Don’t get me wrong, A/B testing is incredibly powerful. It’s the gold standard for high-stakes, high-traffic decisions where statistical significance matters most. But when it becomes your only tool, you create unnecessary constraints that can paralyze decision-making and slow innovation.

The reality is that different decisions require different levels of rigor, confidence, and investment. Luckily, there is a complementary approach that fills critical gaps in your experimentation toolkit. By understanding when each method is most appropriate, teams can make faster, more informed optimizations while maintaining the rigor needed for their most high-stakes decisions.

Creating “experience rot”

A/B testing borrowed its methodology from medical intervention studies, where 95% confidence intervals and statistical significance aren’t just nice-to-haves; they’re life-or-death requirements.

But we’re not rocket scientists, and we don’t always need the same level of assurance in product decisions to move towards the right outcome.

An infographic of the evidence hierarchy inherited from medical disciplines.

A/B testing can be overkill for the decisions product teams need to make daily. Yet teams have become so committed to this single methodology that they’ve created what researcher Jared Spool calls “Experience Rot,” the gradual deterioration of user experience quality from teams moving too slowly or focusing solely on economic outcomes.

The costs of slow testing cycles are tangible and measurable:

  • Market opportunities disappear while waiting for test results
  • Competitors gain ground during lengthy testing phases
  • Development resources get tied up in prolonged testing initiatives
  • Customer frustration builds as issues remain unfixed
  • Decision fatigue sets in as teams debate what to test next

But the problem runs deeper than just speed. Many teams face contexts where A/B testing simply isn’t feasible. Regulatory challenges in healthcare and finance, low-traffic scenarios for B2B products, technical constraints, and organizational politics all create barriers to traditional experimentation.

[Collected data entries]
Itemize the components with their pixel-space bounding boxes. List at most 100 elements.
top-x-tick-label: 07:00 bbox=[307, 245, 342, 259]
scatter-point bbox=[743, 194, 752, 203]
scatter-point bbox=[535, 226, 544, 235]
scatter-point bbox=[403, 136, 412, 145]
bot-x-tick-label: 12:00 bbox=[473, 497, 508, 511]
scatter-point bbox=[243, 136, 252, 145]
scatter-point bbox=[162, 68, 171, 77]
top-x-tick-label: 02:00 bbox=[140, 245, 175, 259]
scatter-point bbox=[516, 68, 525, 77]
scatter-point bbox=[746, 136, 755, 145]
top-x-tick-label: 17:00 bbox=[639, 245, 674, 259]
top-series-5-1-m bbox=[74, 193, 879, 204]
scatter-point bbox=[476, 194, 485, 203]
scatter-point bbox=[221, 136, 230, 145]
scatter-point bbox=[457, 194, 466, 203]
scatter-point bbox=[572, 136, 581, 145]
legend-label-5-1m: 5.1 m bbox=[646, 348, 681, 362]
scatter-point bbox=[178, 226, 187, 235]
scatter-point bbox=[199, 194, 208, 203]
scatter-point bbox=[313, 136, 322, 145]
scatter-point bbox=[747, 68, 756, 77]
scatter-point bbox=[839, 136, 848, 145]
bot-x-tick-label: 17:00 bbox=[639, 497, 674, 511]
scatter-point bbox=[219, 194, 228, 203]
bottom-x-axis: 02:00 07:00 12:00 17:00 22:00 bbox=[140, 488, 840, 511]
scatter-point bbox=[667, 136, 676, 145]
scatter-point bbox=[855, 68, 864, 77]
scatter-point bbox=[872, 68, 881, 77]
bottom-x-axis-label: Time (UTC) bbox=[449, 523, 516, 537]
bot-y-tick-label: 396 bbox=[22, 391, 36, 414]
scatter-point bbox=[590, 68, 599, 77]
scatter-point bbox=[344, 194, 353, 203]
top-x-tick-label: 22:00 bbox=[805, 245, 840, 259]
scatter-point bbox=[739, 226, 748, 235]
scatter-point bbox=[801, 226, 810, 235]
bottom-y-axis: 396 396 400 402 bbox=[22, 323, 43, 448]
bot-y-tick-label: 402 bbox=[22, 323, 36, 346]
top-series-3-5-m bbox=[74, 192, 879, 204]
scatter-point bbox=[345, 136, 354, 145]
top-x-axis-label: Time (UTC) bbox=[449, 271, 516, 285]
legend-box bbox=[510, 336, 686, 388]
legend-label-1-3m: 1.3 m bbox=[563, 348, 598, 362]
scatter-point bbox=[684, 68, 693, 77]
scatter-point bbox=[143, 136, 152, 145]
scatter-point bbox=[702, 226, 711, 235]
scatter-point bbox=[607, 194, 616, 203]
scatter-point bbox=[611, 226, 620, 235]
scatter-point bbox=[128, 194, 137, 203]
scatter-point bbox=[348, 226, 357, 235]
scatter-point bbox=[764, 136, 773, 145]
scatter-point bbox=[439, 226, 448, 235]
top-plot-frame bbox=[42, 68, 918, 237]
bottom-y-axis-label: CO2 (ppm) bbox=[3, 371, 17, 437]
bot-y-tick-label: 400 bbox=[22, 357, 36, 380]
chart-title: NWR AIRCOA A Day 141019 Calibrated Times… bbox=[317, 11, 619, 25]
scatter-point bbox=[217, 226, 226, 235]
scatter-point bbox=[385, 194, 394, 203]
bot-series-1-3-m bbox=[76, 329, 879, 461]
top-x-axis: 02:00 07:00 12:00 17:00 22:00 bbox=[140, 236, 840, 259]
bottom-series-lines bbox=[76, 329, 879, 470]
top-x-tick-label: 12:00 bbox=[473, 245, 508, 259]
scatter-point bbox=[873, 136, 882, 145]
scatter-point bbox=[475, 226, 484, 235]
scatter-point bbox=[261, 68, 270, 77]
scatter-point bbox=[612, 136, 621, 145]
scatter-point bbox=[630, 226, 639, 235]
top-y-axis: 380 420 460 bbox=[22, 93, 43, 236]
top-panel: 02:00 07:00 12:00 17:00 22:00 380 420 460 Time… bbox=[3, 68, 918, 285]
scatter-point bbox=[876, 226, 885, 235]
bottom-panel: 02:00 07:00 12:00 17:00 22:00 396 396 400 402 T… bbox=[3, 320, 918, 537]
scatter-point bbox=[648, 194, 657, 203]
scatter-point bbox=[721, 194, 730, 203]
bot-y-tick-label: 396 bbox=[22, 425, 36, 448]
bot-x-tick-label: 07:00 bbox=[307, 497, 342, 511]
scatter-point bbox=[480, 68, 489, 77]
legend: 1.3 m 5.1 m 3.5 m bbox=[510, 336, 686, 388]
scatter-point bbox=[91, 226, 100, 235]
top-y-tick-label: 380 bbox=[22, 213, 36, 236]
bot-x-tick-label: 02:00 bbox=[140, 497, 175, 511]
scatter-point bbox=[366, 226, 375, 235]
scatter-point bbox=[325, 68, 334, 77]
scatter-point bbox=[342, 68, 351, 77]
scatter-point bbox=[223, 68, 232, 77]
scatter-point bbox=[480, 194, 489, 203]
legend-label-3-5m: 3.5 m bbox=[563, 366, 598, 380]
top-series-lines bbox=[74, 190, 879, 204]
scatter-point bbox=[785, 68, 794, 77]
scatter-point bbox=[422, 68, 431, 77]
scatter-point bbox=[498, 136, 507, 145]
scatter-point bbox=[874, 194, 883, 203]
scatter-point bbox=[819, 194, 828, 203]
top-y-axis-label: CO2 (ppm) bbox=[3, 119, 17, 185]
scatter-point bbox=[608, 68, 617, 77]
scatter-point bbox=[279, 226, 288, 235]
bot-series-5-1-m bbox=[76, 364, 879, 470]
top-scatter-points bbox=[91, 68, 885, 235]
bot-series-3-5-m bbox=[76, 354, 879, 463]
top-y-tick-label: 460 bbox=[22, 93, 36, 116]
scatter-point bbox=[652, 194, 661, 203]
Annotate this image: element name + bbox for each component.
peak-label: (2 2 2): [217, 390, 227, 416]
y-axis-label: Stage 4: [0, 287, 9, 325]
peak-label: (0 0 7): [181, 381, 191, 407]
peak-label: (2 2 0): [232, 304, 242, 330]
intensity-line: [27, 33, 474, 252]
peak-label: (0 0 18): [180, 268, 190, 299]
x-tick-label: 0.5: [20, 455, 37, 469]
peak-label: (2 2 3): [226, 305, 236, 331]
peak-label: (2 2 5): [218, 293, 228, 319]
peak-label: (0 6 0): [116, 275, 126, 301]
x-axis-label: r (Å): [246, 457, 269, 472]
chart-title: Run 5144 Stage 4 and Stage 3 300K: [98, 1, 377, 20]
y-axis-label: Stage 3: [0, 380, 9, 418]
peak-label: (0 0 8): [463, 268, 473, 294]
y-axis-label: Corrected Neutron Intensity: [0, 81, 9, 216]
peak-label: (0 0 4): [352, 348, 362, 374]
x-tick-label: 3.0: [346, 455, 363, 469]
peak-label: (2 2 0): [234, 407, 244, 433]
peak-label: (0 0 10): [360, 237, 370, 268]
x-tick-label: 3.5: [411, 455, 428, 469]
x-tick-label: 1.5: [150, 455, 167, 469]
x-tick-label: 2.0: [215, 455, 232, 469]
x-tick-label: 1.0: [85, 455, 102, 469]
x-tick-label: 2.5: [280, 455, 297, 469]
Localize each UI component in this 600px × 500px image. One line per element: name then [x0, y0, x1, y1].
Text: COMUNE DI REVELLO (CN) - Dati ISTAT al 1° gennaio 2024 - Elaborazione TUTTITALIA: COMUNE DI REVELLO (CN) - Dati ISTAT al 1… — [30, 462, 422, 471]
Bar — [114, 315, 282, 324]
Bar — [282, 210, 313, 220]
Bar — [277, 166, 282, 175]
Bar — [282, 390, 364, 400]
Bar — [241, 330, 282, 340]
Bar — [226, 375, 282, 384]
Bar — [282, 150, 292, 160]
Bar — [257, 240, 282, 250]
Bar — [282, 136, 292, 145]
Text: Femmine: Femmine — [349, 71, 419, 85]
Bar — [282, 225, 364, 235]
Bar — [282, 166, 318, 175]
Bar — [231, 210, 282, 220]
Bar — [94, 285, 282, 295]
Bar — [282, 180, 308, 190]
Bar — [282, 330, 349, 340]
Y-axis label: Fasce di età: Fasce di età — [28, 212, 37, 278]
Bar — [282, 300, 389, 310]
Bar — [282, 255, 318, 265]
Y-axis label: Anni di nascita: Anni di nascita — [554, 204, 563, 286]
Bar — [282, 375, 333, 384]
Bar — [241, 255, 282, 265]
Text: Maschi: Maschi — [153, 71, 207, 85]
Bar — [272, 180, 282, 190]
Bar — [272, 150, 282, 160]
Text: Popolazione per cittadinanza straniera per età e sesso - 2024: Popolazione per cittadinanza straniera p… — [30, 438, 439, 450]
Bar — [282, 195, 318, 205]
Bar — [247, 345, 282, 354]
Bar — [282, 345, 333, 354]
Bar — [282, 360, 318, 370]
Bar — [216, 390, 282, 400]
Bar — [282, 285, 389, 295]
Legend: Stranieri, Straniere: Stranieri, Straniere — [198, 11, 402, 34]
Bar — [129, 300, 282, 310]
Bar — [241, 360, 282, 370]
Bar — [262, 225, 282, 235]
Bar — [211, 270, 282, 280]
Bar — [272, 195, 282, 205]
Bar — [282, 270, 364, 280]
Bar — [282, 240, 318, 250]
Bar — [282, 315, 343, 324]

**Task 1**
Could you turn the paragraph of the A/B testing excerpt that begins "But the problem runs deeper" into a short bulleted list that keeps its main facts?
**Task 2**
Would you carry on the A/B testing excerpt from the point where it stops?

**Response box 1**
- The problem is not only speed: in many contexts, A/B testing isn't feasible.
- Barriers to traditional experimentation include:
  - regulatory challenges in healthcare and finance
  - low traffic for B2B products
  - technical constraints
  - organizational politics

**Response box 2**
By the time a test idea passes through all the bureaucratic loopholes and oversight at an organization, it’s often no longer lean enough to justify testing. Without an alternative testing method, teams are left without any data at all.

So, how do we:

  1. Circumvent the challenges of A/B testing, and
  2. Prevent experience rot?

Enter rapid testing

Rapid testing isn’t about cutting corners or accepting lower-quality insights. It’s about matching your research method to the decision you’re trying to make, rather than forcing every question through the same rigorous, but often slow, process.

Like A/B testing, rapid testing helps you understand if your solutions are working. Unlike A/B testing, rapid tests are conducted with smaller sample sizes, completed in days rather than weeks or months, and often provide qualitative insights that A/B tests can miss.

“The speed at which we obtain actionable findings has been impressive,” says Gabrielle Nouhra, Software Director of Product Marketing, who leverages rapid testing with The Good for research and experimentation. “We are receiving rapid results within weeks and taking immediate action based on the findings.”

The key is understanding when each approach makes sense. Not every decision requires the same level of rigor, and smart product teams create systems that allow critical insights to move faster.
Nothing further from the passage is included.